- **Given problem**
Reproduce every entry below precisely; do not include the pictures.

--- BEGIN ---

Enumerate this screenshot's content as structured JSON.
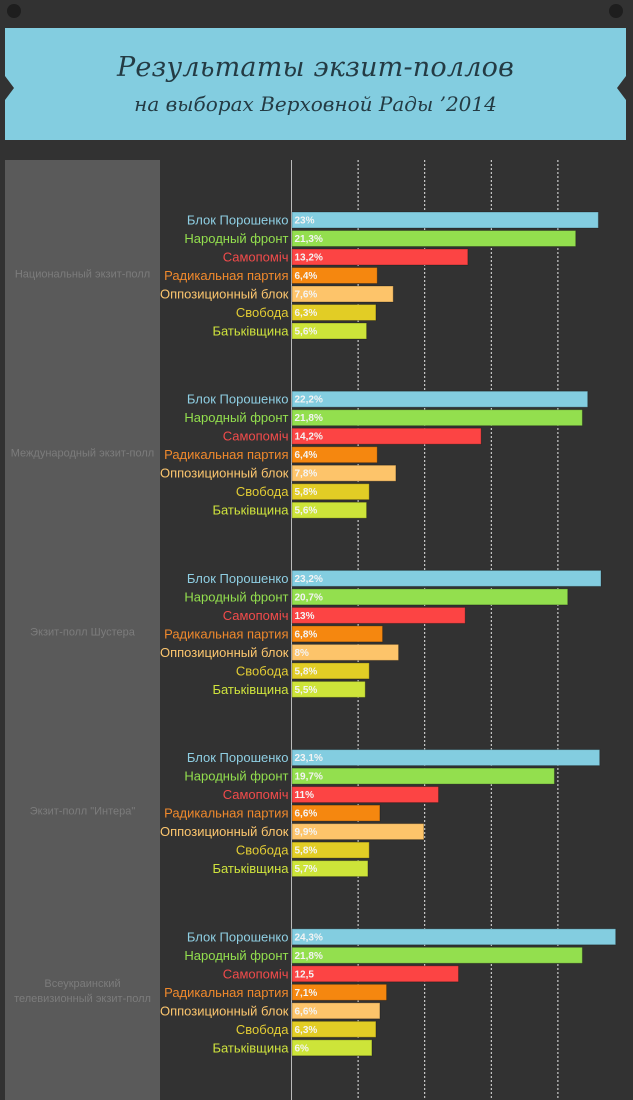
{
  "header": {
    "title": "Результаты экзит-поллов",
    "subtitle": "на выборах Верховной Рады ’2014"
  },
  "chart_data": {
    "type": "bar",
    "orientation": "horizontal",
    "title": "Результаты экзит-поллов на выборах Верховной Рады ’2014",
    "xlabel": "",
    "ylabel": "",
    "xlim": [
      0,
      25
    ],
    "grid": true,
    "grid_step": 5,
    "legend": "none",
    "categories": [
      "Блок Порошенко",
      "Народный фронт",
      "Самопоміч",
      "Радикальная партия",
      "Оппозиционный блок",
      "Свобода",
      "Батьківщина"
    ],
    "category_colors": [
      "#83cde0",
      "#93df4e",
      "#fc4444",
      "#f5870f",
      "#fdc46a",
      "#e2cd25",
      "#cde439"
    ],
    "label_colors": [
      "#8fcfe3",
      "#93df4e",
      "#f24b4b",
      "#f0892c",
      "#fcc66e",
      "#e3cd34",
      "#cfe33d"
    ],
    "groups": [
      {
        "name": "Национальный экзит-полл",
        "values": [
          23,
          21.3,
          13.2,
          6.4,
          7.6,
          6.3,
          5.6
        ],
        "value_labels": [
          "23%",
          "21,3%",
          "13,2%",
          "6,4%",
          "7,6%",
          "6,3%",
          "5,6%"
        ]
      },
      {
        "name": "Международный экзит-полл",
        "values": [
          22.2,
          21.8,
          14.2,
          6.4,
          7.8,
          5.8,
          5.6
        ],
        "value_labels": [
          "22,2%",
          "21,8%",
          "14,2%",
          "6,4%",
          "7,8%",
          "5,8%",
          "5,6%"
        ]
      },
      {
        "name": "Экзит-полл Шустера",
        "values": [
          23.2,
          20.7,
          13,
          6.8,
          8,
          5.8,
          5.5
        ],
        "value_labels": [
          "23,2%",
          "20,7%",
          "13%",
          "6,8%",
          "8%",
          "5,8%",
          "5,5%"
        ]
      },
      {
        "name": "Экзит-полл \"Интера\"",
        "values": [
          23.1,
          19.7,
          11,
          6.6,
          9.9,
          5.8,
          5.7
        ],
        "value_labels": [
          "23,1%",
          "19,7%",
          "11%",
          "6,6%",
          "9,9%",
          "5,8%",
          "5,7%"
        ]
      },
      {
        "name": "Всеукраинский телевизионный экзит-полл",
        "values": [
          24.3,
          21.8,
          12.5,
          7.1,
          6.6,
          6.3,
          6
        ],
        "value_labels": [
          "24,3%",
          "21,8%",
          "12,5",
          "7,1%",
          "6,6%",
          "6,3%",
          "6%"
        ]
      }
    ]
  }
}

--- END ---

- **Problem solution**
Enumerate this screenshot's content as structured JSON.
{
  "header": {
    "title": "Результаты экзит-поллов",
    "subtitle": "на выборах Верховной Рады ’2014"
  },
  "chart_data": {
    "type": "bar",
    "orientation": "horizontal",
    "title": "Результаты экзит-поллов на выборах Верховной Рады ’2014",
    "xlabel": "",
    "ylabel": "",
    "xlim": [
      0,
      25
    ],
    "grid": true,
    "grid_step": 5,
    "legend": "none",
    "categories": [
      "Блок Порошенко",
      "Народный фронт",
      "Самопоміч",
      "Радикальная партия",
      "Оппозиционный блок",
      "Свобода",
      "Батьківщина"
    ],
    "category_colors": [
      "#83cde0",
      "#93df4e",
      "#fc4444",
      "#f5870f",
      "#fdc46a",
      "#e2cd25",
      "#cde439"
    ],
    "label_colors": [
      "#8fcfe3",
      "#93df4e",
      "#f24b4b",
      "#f0892c",
      "#fcc66e",
      "#e3cd34",
      "#cfe33d"
    ],
    "groups": [
      {
        "name": "Национальный экзит-полл",
        "values": [
          23,
          21.3,
          13.2,
          6.4,
          7.6,
          6.3,
          5.6
        ],
        "value_labels": [
          "23%",
          "21,3%",
          "13,2%",
          "6,4%",
          "7,6%",
          "6,3%",
          "5,6%"
        ]
      },
      {
        "name": "Международный экзит-полл",
        "values": [
          22.2,
          21.8,
          14.2,
          6.4,
          7.8,
          5.8,
          5.6
        ],
        "value_labels": [
          "22,2%",
          "21,8%",
          "14,2%",
          "6,4%",
          "7,8%",
          "5,8%",
          "5,6%"
        ]
      },
      {
        "name": "Экзит-полл Шустера",
        "values": [
          23.2,
          20.7,
          13,
          6.8,
          8,
          5.8,
          5.5
        ],
        "value_labels": [
          "23,2%",
          "20,7%",
          "13%",
          "6,8%",
          "8%",
          "5,8%",
          "5,5%"
        ]
      },
      {
        "name": "Экзит-полл \"Интера\"",
        "values": [
          23.1,
          19.7,
          11,
          6.6,
          9.9,
          5.8,
          5.7
        ],
        "value_labels": [
          "23,1%",
          "19,7%",
          "11%",
          "6,6%",
          "9,9%",
          "5,8%",
          "5,7%"
        ]
      },
      {
        "name": "Всеукраинский телевизионный экзит-полл",
        "values": [
          24.3,
          21.8,
          12.5,
          7.1,
          6.6,
          6.3,
          6
        ],
        "value_labels": [
          "24,3%",
          "21,8%",
          "12,5",
          "7,1%",
          "6,6%",
          "6,3%",
          "6%"
        ]
      }
    ]
  }
}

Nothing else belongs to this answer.